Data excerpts
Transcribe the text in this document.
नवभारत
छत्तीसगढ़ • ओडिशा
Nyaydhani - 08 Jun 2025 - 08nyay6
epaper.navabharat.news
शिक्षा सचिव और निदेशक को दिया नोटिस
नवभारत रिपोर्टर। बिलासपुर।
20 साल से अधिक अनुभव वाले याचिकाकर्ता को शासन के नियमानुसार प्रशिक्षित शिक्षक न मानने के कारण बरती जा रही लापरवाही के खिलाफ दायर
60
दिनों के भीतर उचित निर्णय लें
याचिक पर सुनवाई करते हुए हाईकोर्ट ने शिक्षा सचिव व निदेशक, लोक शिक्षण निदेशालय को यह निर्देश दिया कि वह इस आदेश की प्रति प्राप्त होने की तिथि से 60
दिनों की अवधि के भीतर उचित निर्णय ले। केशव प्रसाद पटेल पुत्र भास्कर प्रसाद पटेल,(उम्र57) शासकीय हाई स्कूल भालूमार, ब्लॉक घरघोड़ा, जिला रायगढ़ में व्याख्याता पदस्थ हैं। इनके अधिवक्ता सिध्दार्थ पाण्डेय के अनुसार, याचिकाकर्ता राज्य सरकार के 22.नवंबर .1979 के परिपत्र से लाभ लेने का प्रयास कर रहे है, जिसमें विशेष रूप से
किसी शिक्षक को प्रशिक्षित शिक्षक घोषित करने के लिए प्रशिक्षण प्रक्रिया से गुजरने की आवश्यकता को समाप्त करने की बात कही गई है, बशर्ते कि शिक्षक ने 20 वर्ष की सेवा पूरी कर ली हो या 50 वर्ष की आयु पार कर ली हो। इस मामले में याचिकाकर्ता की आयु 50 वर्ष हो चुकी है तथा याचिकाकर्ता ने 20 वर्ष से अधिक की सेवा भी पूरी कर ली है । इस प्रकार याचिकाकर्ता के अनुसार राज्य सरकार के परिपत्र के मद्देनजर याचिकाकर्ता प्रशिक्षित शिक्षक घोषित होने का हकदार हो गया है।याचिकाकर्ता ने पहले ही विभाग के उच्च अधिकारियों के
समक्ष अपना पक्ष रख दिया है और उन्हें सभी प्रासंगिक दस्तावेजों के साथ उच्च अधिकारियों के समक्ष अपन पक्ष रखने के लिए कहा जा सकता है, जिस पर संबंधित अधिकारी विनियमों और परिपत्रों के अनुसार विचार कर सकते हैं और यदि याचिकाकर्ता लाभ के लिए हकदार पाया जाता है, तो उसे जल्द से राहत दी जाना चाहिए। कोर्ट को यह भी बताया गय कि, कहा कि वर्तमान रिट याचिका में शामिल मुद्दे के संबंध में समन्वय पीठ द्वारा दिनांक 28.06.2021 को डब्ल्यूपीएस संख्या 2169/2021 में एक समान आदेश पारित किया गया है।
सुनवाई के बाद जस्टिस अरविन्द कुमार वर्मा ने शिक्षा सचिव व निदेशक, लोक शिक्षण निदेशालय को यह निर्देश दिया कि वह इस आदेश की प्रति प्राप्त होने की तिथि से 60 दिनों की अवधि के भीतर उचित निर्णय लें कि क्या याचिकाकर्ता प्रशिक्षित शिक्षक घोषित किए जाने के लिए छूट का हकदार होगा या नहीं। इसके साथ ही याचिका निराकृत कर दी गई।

» DIRECTION
Retype every entry above, word for word.

» EXERCISE RESPONSE
Transcribe the text in this document.
नवभारत
छत्तीसगढ़ • ओडिशा
Nyaydhani - 08 Jun 2025 - 08nyay6
epaper.navabharat.news
शिक्षा सचिव और निदेशक को दिया नोटिस
नवभारत रिपोर्टर। बिलासपुर।
20 साल से अधिक अनुभव वाले याचिकाकर्ता को शासन के नियमानुसार प्रशिक्षित शिक्षक न मानने के कारण बरती जा रही लापरवाही के खिलाफ दायर
60
दिनों के भीतर उचित निर्णय लें
याचिक पर सुनवाई करते हुए हाईकोर्ट ने शिक्षा सचिव व निदेशक, लोक शिक्षण निदेशालय को यह निर्देश दिया कि वह इस आदेश की प्रति प्राप्त होने की तिथि से 60
दिनों की अवधि के भीतर उचित निर्णय ले। केशव प्रसाद पटेल पुत्र भास्कर प्रसाद पटेल,(उम्र57) शासकीय हाई स्कूल भालूमार, ब्लॉक घरघोड़ा, जिला रायगढ़ में व्याख्याता पदस्थ हैं। इनके अधिवक्ता सिध्दार्थ पाण्डेय के अनुसार, याचिकाकर्ता राज्य सरकार के 22.नवंबर .1979 के परिपत्र से लाभ लेने का प्रयास कर रहे है, जिसमें विशेष रूप से
किसी शिक्षक को प्रशिक्षित शिक्षक घोषित करने के लिए प्रशिक्षण प्रक्रिया से गुजरने की आवश्यकता को समाप्त करने की बात कही गई है, बशर्ते कि शिक्षक ने 20 वर्ष की सेवा पूरी कर ली हो या 50 वर्ष की आयु पार कर ली हो। इस मामले में याचिकाकर्ता की आयु 50 वर्ष हो चुकी है तथा याचिकाकर्ता ने 20 वर्ष से अधिक की सेवा भी पूरी कर ली है । इस प्रकार याचिकाकर्ता के अनुसार राज्य सरकार के परिपत्र के मद्देनजर याचिकाकर्ता प्रशिक्षित शिक्षक घोषित होने का हकदार हो गया है।याचिकाकर्ता ने पहले ही विभाग के उच्च अधिकारियों के
समक्ष अपना पक्ष रख दिया है और उन्हें सभी प्रासंगिक दस्तावेजों के साथ उच्च अधिकारियों के समक्ष अपन पक्ष रखने के लिए कहा जा सकता है, जिस पर संबंधित अधिकारी विनियमों और परिपत्रों के अनुसार विचार कर सकते हैं और यदि याचिकाकर्ता लाभ के लिए हकदार पाया जाता है, तो उसे जल्द से राहत दी जाना चाहिए। कोर्ट को यह भी बताया गय कि, कहा कि वर्तमान रिट याचिका में शामिल मुद्दे के संबंध में समन्वय पीठ द्वारा दिनांक 28.06.2021 को डब्ल्यूपीएस संख्या 2169/2021 में एक समान आदेश पारित किया गया है।
सुनवाई के बाद जस्टिस अरविन्द कुमार वर्मा ने शिक्षा सचिव व निदेशक, लोक शिक्षण निदेशालय को यह निर्देश दिया कि वह इस आदेश की प्रति प्राप्त होने की तिथि से 60 दिनों की अवधि के भीतर उचित निर्णय लें कि क्या याचिकाकर्ता प्रशिक्षित शिक्षक घोषित किए जाने के लिए छूट का हकदार होगा या नहीं। इसके साथ ही याचिका निराकृत कर दी गई।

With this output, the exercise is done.